### Problem to work on
State how many lines in these records contain the word "star", and nothing else.

### Records provided

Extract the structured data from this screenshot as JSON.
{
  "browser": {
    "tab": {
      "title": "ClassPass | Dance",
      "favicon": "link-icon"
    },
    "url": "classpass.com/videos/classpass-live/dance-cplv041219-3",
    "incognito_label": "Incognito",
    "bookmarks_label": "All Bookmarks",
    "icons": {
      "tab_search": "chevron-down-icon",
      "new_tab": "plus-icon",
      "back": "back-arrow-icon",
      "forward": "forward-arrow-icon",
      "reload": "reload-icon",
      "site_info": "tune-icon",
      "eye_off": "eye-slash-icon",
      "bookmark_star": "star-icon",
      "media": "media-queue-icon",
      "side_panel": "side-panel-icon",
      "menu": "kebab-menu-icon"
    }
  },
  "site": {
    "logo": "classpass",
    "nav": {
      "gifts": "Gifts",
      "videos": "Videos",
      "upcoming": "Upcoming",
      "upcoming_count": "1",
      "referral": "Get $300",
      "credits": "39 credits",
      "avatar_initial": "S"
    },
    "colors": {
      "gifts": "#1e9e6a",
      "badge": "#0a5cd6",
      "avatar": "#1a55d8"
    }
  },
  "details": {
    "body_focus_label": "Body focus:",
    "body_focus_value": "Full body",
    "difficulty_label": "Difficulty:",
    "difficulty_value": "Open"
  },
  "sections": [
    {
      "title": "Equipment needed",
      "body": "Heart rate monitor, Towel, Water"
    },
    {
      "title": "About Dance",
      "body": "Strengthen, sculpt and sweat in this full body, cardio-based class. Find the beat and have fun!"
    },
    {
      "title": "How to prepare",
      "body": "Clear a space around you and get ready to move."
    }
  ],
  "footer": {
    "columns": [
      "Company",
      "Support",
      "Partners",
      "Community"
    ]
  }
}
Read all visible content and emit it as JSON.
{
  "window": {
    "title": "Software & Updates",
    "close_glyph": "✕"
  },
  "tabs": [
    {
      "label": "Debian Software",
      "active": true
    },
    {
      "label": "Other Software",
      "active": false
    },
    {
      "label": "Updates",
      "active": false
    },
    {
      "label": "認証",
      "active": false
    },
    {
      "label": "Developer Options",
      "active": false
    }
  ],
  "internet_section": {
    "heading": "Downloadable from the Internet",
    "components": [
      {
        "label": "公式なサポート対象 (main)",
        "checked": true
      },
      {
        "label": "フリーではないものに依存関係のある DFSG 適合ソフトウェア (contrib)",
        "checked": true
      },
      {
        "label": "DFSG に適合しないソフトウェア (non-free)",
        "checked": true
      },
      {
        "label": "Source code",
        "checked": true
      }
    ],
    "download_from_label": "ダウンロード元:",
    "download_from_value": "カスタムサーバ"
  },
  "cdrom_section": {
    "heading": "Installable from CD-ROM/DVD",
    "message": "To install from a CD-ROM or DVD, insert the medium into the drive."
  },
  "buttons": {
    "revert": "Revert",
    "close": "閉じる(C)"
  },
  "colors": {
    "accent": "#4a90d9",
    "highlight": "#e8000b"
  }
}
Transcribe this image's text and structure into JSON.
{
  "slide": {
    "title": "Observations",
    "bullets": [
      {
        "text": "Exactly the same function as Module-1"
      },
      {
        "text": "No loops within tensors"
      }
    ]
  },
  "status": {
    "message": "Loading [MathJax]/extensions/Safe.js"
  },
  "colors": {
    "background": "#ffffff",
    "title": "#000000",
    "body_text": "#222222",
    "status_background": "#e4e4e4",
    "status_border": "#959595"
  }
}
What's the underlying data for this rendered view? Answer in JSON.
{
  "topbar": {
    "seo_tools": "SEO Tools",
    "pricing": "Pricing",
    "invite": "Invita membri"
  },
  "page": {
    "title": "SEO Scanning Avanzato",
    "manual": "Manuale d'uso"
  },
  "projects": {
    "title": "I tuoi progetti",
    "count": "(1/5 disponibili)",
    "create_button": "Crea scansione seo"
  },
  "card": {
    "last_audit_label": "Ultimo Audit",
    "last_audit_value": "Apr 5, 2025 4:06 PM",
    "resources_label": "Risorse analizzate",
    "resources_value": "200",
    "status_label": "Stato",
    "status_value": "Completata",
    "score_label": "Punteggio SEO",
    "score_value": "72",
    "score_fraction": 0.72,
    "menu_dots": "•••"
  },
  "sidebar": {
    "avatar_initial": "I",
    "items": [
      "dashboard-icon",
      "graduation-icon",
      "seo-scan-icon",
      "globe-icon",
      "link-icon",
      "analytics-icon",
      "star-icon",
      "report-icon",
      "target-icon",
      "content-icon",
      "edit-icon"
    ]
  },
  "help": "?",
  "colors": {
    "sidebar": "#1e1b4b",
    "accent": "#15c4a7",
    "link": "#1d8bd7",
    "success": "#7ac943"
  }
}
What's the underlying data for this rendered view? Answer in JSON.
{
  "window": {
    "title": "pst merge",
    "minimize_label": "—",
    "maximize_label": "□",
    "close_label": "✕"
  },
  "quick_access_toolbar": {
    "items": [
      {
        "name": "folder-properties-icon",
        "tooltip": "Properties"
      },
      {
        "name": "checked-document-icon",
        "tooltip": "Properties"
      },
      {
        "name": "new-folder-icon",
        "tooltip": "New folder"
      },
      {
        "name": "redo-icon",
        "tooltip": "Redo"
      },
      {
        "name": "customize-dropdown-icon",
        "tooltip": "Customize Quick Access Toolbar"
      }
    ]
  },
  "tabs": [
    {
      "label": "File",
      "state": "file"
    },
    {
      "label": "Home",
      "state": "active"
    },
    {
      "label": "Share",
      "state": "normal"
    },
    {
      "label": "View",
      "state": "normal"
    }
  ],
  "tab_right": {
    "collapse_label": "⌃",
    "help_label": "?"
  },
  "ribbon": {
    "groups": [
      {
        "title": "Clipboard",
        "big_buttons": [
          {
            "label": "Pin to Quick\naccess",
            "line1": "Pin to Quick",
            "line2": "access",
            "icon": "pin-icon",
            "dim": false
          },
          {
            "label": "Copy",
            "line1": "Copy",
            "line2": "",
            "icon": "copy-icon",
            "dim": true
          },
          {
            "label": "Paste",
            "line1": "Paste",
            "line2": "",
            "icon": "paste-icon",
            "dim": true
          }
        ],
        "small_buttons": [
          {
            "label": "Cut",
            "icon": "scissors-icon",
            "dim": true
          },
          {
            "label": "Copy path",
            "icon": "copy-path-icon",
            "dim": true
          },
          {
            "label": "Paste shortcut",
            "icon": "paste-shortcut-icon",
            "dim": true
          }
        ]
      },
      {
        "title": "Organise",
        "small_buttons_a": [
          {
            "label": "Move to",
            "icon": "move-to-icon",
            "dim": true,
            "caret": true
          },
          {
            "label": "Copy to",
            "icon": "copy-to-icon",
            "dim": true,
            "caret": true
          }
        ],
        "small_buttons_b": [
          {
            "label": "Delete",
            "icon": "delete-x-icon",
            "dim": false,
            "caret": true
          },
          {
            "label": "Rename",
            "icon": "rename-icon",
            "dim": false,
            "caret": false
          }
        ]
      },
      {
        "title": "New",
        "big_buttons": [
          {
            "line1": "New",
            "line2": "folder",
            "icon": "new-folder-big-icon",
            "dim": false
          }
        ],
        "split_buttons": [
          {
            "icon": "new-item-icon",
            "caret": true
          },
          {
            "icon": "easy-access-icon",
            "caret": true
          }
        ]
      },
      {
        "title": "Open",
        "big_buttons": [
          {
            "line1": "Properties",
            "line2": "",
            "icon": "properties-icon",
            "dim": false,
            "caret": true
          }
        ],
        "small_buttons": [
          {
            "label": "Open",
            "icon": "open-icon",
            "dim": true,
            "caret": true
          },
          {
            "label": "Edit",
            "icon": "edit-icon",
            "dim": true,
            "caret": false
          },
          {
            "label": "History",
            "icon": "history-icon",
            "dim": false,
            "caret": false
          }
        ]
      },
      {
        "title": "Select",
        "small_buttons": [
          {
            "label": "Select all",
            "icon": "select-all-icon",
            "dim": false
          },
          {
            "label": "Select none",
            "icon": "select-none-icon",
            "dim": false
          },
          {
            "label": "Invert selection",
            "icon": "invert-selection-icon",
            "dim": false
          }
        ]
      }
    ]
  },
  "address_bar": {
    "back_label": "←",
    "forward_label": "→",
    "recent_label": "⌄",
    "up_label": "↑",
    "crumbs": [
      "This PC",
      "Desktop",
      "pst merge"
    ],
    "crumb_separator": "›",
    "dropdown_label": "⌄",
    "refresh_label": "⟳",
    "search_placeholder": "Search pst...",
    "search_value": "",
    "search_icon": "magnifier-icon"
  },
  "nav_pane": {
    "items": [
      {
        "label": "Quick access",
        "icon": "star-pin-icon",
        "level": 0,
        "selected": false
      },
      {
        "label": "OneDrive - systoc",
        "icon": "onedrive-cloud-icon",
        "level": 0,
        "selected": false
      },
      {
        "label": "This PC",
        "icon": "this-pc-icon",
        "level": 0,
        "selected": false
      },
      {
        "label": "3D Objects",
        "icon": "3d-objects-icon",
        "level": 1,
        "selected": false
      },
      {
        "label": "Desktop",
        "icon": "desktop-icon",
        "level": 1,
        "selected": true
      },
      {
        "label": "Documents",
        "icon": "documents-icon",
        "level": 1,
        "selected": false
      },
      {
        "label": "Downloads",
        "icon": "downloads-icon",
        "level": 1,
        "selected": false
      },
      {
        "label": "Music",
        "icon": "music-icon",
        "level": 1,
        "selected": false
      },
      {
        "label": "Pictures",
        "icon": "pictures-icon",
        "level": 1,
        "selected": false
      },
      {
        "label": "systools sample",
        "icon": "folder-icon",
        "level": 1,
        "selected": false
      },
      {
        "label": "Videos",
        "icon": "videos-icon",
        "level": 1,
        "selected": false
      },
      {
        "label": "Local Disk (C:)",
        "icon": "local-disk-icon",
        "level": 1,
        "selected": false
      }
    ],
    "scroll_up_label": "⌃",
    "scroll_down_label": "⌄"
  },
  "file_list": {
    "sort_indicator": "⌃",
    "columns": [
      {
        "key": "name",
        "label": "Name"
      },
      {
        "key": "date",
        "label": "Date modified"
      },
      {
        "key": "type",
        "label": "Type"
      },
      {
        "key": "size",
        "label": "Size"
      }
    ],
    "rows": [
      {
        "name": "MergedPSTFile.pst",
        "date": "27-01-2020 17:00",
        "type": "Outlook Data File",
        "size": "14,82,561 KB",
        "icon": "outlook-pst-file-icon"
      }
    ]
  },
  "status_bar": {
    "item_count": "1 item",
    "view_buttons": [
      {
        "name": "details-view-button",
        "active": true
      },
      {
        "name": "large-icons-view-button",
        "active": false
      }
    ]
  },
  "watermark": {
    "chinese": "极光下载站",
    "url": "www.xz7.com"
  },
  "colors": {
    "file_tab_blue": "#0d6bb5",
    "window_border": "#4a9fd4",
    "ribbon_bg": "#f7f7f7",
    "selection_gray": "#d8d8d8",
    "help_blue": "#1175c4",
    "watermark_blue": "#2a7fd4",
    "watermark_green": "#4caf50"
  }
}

### Solution for this task
3